Recorded data
☆ ☆ ☆ ☆ ☆
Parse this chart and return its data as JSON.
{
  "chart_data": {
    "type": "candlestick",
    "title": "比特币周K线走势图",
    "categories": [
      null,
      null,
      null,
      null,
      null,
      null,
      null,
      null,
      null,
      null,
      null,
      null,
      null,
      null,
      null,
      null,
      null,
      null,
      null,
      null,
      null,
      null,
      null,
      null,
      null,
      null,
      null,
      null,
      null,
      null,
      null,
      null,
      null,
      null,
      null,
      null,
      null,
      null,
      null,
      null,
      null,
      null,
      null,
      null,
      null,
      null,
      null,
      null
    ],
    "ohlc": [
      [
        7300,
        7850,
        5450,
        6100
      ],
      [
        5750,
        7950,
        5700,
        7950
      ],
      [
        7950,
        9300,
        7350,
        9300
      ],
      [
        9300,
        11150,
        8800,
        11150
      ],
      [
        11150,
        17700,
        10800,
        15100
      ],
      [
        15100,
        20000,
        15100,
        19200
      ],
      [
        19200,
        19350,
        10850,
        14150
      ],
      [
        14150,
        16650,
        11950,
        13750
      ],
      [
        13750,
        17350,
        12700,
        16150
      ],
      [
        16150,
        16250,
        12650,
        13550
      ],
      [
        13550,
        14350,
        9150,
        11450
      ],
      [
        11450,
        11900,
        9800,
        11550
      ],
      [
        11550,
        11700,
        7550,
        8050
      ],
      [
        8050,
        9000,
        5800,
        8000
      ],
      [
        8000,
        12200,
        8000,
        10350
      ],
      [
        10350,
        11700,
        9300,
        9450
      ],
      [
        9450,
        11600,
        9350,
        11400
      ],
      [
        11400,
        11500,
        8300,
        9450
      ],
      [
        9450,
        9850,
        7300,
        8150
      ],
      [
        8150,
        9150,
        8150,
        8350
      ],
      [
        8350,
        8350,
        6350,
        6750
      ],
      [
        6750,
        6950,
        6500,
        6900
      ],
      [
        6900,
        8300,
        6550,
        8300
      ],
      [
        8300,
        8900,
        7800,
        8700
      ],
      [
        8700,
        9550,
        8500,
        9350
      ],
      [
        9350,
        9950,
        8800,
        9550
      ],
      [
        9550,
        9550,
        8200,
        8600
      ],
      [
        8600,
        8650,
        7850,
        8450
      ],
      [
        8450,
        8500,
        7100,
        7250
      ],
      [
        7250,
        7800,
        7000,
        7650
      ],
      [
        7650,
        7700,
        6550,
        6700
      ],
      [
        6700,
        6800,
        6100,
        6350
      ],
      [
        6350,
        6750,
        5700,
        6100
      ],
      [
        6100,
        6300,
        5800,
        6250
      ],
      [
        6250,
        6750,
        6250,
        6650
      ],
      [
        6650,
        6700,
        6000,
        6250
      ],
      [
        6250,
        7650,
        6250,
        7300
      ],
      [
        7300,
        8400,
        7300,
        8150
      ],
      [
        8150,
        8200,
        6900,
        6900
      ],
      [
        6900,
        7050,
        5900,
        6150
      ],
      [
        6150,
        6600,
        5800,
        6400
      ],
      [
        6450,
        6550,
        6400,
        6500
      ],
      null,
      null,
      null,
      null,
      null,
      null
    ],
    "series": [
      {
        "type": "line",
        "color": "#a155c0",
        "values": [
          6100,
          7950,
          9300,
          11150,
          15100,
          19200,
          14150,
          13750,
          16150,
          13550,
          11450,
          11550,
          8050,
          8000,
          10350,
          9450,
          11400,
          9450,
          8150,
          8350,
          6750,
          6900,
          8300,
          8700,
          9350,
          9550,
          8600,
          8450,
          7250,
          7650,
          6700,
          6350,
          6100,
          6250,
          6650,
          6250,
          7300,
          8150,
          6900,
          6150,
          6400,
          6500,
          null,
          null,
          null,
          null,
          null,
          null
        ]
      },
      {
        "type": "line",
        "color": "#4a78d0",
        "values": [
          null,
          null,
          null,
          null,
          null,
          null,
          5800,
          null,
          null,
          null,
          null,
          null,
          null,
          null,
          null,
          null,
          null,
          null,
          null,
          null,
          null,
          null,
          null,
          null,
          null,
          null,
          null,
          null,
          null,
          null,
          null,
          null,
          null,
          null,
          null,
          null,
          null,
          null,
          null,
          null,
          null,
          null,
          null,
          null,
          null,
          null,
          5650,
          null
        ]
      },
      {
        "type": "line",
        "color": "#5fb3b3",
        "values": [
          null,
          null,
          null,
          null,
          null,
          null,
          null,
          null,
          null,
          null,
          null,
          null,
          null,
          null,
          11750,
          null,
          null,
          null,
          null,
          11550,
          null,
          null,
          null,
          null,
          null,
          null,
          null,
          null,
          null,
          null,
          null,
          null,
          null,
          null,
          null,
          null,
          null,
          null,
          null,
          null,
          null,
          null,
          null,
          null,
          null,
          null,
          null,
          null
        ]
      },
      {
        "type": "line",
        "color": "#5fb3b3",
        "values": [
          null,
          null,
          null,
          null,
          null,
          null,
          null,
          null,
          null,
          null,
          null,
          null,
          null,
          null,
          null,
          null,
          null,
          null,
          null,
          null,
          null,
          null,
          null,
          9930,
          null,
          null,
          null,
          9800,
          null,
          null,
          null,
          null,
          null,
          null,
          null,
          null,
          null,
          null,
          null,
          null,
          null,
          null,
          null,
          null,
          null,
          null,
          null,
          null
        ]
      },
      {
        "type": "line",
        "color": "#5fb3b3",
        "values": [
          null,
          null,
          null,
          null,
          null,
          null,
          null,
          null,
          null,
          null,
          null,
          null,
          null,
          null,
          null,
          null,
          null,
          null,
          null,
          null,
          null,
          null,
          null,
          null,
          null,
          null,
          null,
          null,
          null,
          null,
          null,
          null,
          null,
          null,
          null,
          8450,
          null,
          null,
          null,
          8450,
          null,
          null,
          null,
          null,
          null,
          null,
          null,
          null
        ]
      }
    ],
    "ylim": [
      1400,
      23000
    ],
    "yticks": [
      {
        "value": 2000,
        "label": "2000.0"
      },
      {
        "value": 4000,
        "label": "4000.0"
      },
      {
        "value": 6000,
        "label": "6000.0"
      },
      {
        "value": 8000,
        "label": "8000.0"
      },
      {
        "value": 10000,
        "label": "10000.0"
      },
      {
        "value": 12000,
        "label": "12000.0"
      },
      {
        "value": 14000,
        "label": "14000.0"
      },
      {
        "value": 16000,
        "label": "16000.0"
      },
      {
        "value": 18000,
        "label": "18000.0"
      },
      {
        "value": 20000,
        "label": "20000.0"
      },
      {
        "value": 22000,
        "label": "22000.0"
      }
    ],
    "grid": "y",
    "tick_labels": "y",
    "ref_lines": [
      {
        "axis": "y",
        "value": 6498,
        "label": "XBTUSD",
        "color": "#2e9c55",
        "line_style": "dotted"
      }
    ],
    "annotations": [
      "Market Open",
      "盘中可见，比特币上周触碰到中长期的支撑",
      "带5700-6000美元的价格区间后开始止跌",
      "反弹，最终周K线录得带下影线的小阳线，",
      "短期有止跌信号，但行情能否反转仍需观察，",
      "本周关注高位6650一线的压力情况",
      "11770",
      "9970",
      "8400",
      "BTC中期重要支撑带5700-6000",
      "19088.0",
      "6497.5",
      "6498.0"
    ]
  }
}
☆ ☆ ☆ ☆ ☆
- _TASK DETAILS_
The records above should be repeated in full, exactly as given.

- _ANSWER TO THIS PROBLEM_
Parse this chart and return its data as JSON.
{
  "chart_data": {
    "type": "candlestick",
    "title": "比特币周K线走势图",
    "categories": [
      null,
      null,
      null,
      null,
      null,
      null,
      null,
      null,
      null,
      null,
      null,
      null,
      null,
      null,
      null,
      null,
      null,
      null,
      null,
      null,
      null,
      null,
      null,
      null,
      null,
      null,
      null,
      null,
      null,
      null,
      null,
      null,
      null,
      null,
      null,
      null,
      null,
      null,
      null,
      null,
      null,
      null,
      null,
      null,
      null,
      null,
      null,
      null
    ],
    "ohlc": [
      [
        7300,
        7850,
        5450,
        6100
      ],
      [
        5750,
        7950,
        5700,
        7950
      ],
      [
        7950,
        9300,
        7350,
        9300
      ],
      [
        9300,
        11150,
        8800,
        11150
      ],
      [
        11150,
        17700,
        10800,
        15100
      ],
      [
        15100,
        20000,
        15100,
        19200
      ],
      [
        19200,
        19350,
        10850,
        14150
      ],
      [
        14150,
        16650,
        11950,
        13750
      ],
      [
        13750,
        17350,
        12700,
        16150
      ],
      [
        16150,
        16250,
        12650,
        13550
      ],
      [
        13550,
        14350,
        9150,
        11450
      ],
      [
        11450,
        11900,
        9800,
        11550
      ],
      [
        11550,
        11700,
        7550,
        8050
      ],
      [
        8050,
        9000,
        5800,
        8000
      ],
      [
        8000,
        12200,
        8000,
        10350
      ],
      [
        10350,
        11700,
        9300,
        9450
      ],
      [
        9450,
        11600,
        9350,
        11400
      ],
      [
        11400,
        11500,
        8300,
        9450
      ],
      [
        9450,
        9850,
        7300,
        8150
      ],
      [
        8150,
        9150,
        8150,
        8350
      ],
      [
        8350,
        8350,
        6350,
        6750
      ],
      [
        6750,
        6950,
        6500,
        6900
      ],
      [
        6900,
        8300,
        6550,
        8300
      ],
      [
        8300,
        8900,
        7800,
        8700
      ],
      [
        8700,
        9550,
        8500,
        9350
      ],
      [
        9350,
        9950,
        8800,
        9550
      ],
      [
        9550,
        9550,
        8200,
        8600
      ],
      [
        8600,
        8650,
        7850,
        8450
      ],
      [
        8450,
        8500,
        7100,
        7250
      ],
      [
        7250,
        7800,
        7000,
        7650
      ],
      [
        7650,
        7700,
        6550,
        6700
      ],
      [
        6700,
        6800,
        6100,
        6350
      ],
      [
        6350,
        6750,
        5700,
        6100
      ],
      [
        6100,
        6300,
        5800,
        6250
      ],
      [
        6250,
        6750,
        6250,
        6650
      ],
      [
        6650,
        6700,
        6000,
        6250
      ],
      [
        6250,
        7650,
        6250,
        7300
      ],
      [
        7300,
        8400,
        7300,
        8150
      ],
      [
        8150,
        8200,
        6900,
        6900
      ],
      [
        6900,
        7050,
        5900,
        6150
      ],
      [
        6150,
        6600,
        5800,
        6400
      ],
      [
        6450,
        6550,
        6400,
        6500
      ],
      null,
      null,
      null,
      null,
      null,
      null
    ],
    "series": [
      {
        "type": "line",
        "color": "#a155c0",
        "values": [
          6100,
          7950,
          9300,
          11150,
          15100,
          19200,
          14150,
          13750,
          16150,
          13550,
          11450,
          11550,
          8050,
          8000,
          10350,
          9450,
          11400,
          9450,
          8150,
          8350,
          6750,
          6900,
          8300,
          8700,
          9350,
          9550,
          8600,
          8450,
          7250,
          7650,
          6700,
          6350,
          6100,
          6250,
          6650,
          6250,
          7300,
          8150,
          6900,
          6150,
          6400,
          6500,
          null,
          null,
          null,
          null,
          null,
          null
        ]
      },
      {
        "type": "line",
        "color": "#4a78d0",
        "values": [
          null,
          null,
          null,
          null,
          null,
          null,
          5800,
          null,
          null,
          null,
          null,
          null,
          null,
          null,
          null,
          null,
          null,
          null,
          null,
          null,
          null,
          null,
          null,
          null,
          null,
          null,
          null,
          null,
          null,
          null,
          null,
          null,
          null,
          null,
          null,
          null,
          null,
          null,
          null,
          null,
          null,
          null,
          null,
          null,
          null,
          null,
          5650,
          null
        ]
      },
      {
        "type": "line",
        "color": "#5fb3b3",
        "values": [
          null,
          null,
          null,
          null,
          null,
          null,
          null,
          null,
          null,
          null,
          null,
          null,
          null,
          null,
          11750,
          null,
          null,
          null,
          null,
          11550,
          null,
          null,
          null,
          null,
          null,
          null,
          null,
          null,
          null,
          null,
          null,
          null,
          null,
          null,
          null,
          null,
          null,
          null,
          null,
          null,
          null,
          null,
          null,
          null,
          null,
          null,
          null,
          null
        ]
      },
      {
        "type": "line",
        "color": "#5fb3b3",
        "values": [
          null,
          null,
          null,
          null,
          null,
          null,
          null,
          null,
          null,
          null,
          null,
          null,
          null,
          null,
          null,
          null,
          null,
          null,
          null,
          null,
          null,
          null,
          null,
          9930,
          null,
          null,
          null,
          9800,
          null,
          null,
          null,
          null,
          null,
          null,
          null,
          null,
          null,
          null,
          null,
          null,
          null,
          null,
          null,
          null,
          null,
          null,
          null,
          null
        ]
      },
      {
        "type": "line",
        "color": "#5fb3b3",
        "values": [
          null,
          null,
          null,
          null,
          null,
          null,
          null,
          null,
          null,
          null,
          null,
          null,
          null,
          null,
          null,
          null,
          null,
          null,
          null,
          null,
          null,
          null,
          null,
          null,
          null,
          null,
          null,
          null,
          null,
          null,
          null,
          null,
          null,
          null,
          null,
          8450,
          null,
          null,
          null,
          8450,
          null,
          null,
          null,
          null,
          null,
          null,
          null,
          null
        ]
      }
    ],
    "ylim": [
      1400,
      23000
    ],
    "yticks": [
      {
        "value": 2000,
        "label": "2000.0"
      },
      {
        "value": 4000,
        "label": "4000.0"
      },
      {
        "value": 6000,
        "label": "6000.0"
      },
      {
        "value": 8000,
        "label": "8000.0"
      },
      {
        "value": 10000,
        "label": "10000.0"
      },
      {
        "value": 12000,
        "label": "12000.0"
      },
      {
        "value": 14000,
        "label": "14000.0"
      },
      {
        "value": 16000,
        "label": "16000.0"
      },
      {
        "value": 18000,
        "label": "18000.0"
      },
      {
        "value": 20000,
        "label": "20000.0"
      },
      {
        "value": 22000,
        "label": "22000.0"
      }
    ],
    "grid": "y",
    "tick_labels": "y",
    "ref_lines": [
      {
        "axis": "y",
        "value": 6498,
        "label": "XBTUSD",
        "color": "#2e9c55",
        "line_style": "dotted"
      }
    ],
    "annotations": [
      "Market Open",
      "盘中可见，比特币上周触碰到中长期的支撑",
      "带5700-6000美元的价格区间后开始止跌",
      "反弹，最终周K线录得带下影线的小阳线，",
      "短期有止跌信号，但行情能否反转仍需观察，",
      "本周关注高位6650一线的压力情况",
      "11770",
      "9970",
      "8400",
      "BTC中期重要支撑带5700-6000",
      "19088.0",
      "6497.5",
      "6498.0"
    ]
  }
}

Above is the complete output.